:: Records for processing

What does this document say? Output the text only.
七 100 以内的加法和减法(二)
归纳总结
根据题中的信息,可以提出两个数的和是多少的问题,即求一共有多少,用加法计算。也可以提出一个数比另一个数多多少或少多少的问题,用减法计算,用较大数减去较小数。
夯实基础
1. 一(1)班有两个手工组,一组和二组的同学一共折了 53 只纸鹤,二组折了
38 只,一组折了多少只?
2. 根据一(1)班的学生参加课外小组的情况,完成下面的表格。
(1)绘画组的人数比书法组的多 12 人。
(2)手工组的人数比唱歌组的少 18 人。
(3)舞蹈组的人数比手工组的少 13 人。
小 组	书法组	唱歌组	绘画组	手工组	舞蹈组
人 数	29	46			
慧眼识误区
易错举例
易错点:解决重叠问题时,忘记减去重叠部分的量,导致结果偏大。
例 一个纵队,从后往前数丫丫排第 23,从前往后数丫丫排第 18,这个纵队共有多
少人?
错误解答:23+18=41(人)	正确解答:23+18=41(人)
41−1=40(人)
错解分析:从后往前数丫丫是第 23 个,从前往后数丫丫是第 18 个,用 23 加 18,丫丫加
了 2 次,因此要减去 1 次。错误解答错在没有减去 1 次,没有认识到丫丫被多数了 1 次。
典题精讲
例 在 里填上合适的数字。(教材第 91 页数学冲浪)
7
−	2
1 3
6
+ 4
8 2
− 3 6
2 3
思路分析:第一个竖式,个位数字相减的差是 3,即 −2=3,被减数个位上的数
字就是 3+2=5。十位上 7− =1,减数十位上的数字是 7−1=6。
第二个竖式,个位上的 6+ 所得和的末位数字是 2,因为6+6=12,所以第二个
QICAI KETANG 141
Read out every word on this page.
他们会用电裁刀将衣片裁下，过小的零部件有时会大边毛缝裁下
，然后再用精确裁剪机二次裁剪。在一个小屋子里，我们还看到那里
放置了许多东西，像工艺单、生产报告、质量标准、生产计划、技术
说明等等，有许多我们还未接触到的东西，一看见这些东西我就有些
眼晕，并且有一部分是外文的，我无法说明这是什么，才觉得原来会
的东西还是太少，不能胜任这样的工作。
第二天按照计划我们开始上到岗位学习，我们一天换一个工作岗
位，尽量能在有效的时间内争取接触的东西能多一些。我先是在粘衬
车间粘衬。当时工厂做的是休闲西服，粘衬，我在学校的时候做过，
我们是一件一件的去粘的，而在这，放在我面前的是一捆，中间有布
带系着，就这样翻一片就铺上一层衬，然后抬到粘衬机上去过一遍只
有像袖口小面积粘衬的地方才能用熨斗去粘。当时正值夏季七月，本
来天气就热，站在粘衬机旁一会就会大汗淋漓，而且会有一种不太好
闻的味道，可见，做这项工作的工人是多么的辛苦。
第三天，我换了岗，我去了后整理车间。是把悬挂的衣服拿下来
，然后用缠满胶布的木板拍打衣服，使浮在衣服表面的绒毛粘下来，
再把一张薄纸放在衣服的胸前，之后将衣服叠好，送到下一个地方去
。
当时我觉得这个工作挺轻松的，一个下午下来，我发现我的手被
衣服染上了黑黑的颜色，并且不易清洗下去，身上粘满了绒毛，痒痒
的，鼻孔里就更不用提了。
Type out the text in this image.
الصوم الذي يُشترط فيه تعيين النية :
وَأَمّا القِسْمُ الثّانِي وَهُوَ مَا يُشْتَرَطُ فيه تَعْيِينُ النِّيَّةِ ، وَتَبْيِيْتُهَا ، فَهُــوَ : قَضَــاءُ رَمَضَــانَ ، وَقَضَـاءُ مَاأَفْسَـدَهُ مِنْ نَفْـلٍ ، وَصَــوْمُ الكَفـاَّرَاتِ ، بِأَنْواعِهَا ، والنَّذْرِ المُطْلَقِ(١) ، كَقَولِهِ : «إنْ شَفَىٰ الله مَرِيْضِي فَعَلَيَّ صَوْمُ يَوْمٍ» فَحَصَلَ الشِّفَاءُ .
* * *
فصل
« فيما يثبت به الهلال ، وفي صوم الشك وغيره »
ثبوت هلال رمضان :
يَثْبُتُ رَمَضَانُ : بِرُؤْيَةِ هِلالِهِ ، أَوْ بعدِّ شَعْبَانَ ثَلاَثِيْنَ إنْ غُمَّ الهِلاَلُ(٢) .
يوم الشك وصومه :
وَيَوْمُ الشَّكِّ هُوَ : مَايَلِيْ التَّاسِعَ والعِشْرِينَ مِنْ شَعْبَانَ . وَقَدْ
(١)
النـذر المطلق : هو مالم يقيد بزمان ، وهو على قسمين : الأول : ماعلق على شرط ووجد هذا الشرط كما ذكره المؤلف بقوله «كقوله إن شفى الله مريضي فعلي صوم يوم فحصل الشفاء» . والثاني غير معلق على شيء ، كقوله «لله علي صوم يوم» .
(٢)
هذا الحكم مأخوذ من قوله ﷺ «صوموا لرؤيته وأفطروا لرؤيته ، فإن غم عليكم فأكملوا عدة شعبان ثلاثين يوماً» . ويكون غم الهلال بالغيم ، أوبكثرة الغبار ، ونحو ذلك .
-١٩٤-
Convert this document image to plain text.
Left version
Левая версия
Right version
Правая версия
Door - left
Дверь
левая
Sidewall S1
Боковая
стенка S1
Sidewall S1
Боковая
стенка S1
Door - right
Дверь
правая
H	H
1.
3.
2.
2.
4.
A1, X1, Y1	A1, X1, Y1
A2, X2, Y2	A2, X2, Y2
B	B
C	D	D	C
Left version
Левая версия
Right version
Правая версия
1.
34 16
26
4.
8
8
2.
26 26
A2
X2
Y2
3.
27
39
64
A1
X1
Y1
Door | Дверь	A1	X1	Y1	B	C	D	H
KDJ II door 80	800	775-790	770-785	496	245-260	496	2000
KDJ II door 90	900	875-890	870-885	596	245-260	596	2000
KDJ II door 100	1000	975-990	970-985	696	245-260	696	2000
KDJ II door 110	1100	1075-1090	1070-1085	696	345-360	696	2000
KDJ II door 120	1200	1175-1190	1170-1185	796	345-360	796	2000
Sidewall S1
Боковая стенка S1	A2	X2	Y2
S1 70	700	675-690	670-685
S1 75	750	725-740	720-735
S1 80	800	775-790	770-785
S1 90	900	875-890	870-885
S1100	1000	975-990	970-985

::::

Work instructions -> Write out the material from the first line to the last, exactly.

Solved problem ->
What does this document say? Output the text only.
七 100 以内的加法和减法(二)
归纳总结
根据题中的信息,可以提出两个数的和是多少的问题,即求一共有多少,用加法计算。也可以提出一个数比另一个数多多少或少多少的问题,用减法计算,用较大数减去较小数。
夯实基础
1. 一(1)班有两个手工组,一组和二组的同学一共折了 53 只纸鹤,二组折了
38 只,一组折了多少只?
2. 根据一(1)班的学生参加课外小组的情况,完成下面的表格。
(1)绘画组的人数比书法组的多 12 人。
(2)手工组的人数比唱歌组的少 18 人。
(3)舞蹈组的人数比手工组的少 13 人。
小 组	书法组	唱歌组	绘画组	手工组	舞蹈组
人 数	29	46			
慧眼识误区
易错举例
易错点:解决重叠问题时,忘记减去重叠部分的量,导致结果偏大。
例 一个纵队,从后往前数丫丫排第 23,从前往后数丫丫排第 18,这个纵队共有多
少人?
错误解答:23+18=41(人)	正确解答:23+18=41(人)
41−1=40(人)
错解分析:从后往前数丫丫是第 23 个,从前往后数丫丫是第 18 个,用 23 加 18,丫丫加
了 2 次,因此要减去 1 次。错误解答错在没有减去 1 次,没有认识到丫丫被多数了 1 次。
典题精讲
例 在 里填上合适的数字。(教材第 91 页数学冲浪)
7
−	2
1 3
6
+ 4
8 2
− 3 6
2 3
思路分析:第一个竖式,个位数字相减的差是 3,即 −2=3,被减数个位上的数
字就是 3+2=5。十位上 7− =1,减数十位上的数字是 7−1=6。
第二个竖式,个位上的 6+ 所得和的末位数字是 2,因为6+6=12,所以第二个
QICAI KETANG 141
Read out every word on this page.
他们会用电裁刀将衣片裁下，过小的零部件有时会大边毛缝裁下
，然后再用精确裁剪机二次裁剪。在一个小屋子里，我们还看到那里
放置了许多东西，像工艺单、生产报告、质量标准、生产计划、技术
说明等等，有许多我们还未接触到的东西，一看见这些东西我就有些
眼晕，并且有一部分是外文的，我无法说明这是什么，才觉得原来会
的东西还是太少，不能胜任这样的工作。
第二天按照计划我们开始上到岗位学习，我们一天换一个工作岗
位，尽量能在有效的时间内争取接触的东西能多一些。我先是在粘衬
车间粘衬。当时工厂做的是休闲西服，粘衬，我在学校的时候做过，
我们是一件一件的去粘的，而在这，放在我面前的是一捆，中间有布
带系着，就这样翻一片就铺上一层衬，然后抬到粘衬机上去过一遍只
有像袖口小面积粘衬的地方才能用熨斗去粘。当时正值夏季七月，本
来天气就热，站在粘衬机旁一会就会大汗淋漓，而且会有一种不太好
闻的味道，可见，做这项工作的工人是多么的辛苦。
第三天，我换了岗，我去了后整理车间。是把悬挂的衣服拿下来
，然后用缠满胶布的木板拍打衣服，使浮在衣服表面的绒毛粘下来，
再把一张薄纸放在衣服的胸前，之后将衣服叠好，送到下一个地方去
。
当时我觉得这个工作挺轻松的，一个下午下来，我发现我的手被
衣服染上了黑黑的颜色，并且不易清洗下去，身上粘满了绒毛，痒痒
的，鼻孔里就更不用提了。
Type out the text in this image.
الصوم الذي يُشترط فيه تعيين النية :
وَأَمّا القِسْمُ الثّانِي وَهُوَ مَا يُشْتَرَطُ فيه تَعْيِينُ النِّيَّةِ ، وَتَبْيِيْتُهَا ، فَهُــوَ : قَضَــاءُ رَمَضَــانَ ، وَقَضَـاءُ مَاأَفْسَـدَهُ مِنْ نَفْـلٍ ، وَصَــوْمُ الكَفـاَّرَاتِ ، بِأَنْواعِهَا ، والنَّذْرِ المُطْلَقِ(١) ، كَقَولِهِ : «إنْ شَفَىٰ الله مَرِيْضِي فَعَلَيَّ صَوْمُ يَوْمٍ» فَحَصَلَ الشِّفَاءُ .
* * *
فصل
« فيما يثبت به الهلال ، وفي صوم الشك وغيره »
ثبوت هلال رمضان :
يَثْبُتُ رَمَضَانُ : بِرُؤْيَةِ هِلالِهِ ، أَوْ بعدِّ شَعْبَانَ ثَلاَثِيْنَ إنْ غُمَّ الهِلاَلُ(٢) .
يوم الشك وصومه :
وَيَوْمُ الشَّكِّ هُوَ : مَايَلِيْ التَّاسِعَ والعِشْرِينَ مِنْ شَعْبَانَ . وَقَدْ
(١)
النـذر المطلق : هو مالم يقيد بزمان ، وهو على قسمين : الأول : ماعلق على شرط ووجد هذا الشرط كما ذكره المؤلف بقوله «كقوله إن شفى الله مريضي فعلي صوم يوم فحصل الشفاء» . والثاني غير معلق على شيء ، كقوله «لله علي صوم يوم» .
(٢)
هذا الحكم مأخوذ من قوله ﷺ «صوموا لرؤيته وأفطروا لرؤيته ، فإن غم عليكم فأكملوا عدة شعبان ثلاثين يوماً» . ويكون غم الهلال بالغيم ، أوبكثرة الغبار ، ونحو ذلك .
-١٩٤-
Convert this document image to plain text.
Left version
Левая версия
Right version
Правая версия
Door - left
Дверь
левая
Sidewall S1
Боковая
стенка S1
Sidewall S1
Боковая
стенка S1
Door - right
Дверь
правая
H	H
1.
3.
2.
2.
4.
A1, X1, Y1	A1, X1, Y1
A2, X2, Y2	A2, X2, Y2
B	B
C	D	D	C
Left version
Левая версия
Right version
Правая версия
1.
34 16
26
4.
8
8
2.
26 26
A2
X2
Y2
3.
27
39
64
A1
X1
Y1
Door | Дверь	A1	X1	Y1	B	C	D	H
KDJ II door 80	800	775-790	770-785	496	245-260	496	2000
KDJ II door 90	900	875-890	870-885	596	245-260	596	2000
KDJ II door 100	1000	975-990	970-985	696	245-260	696	2000
KDJ II door 110	1100	1075-1090	1070-1085	696	345-360	696	2000
KDJ II door 120	1200	1175-1190	1170-1185	796	345-360	796	2000
Sidewall S1
Боковая стенка S1	A2	X2	Y2
S1 70	700	675-690	670-685
S1 75	750	725-740	720-735
S1 80	800	775-790	770-785
S1 90	900	875-890	870-885
S1100	1000	975-990	970-985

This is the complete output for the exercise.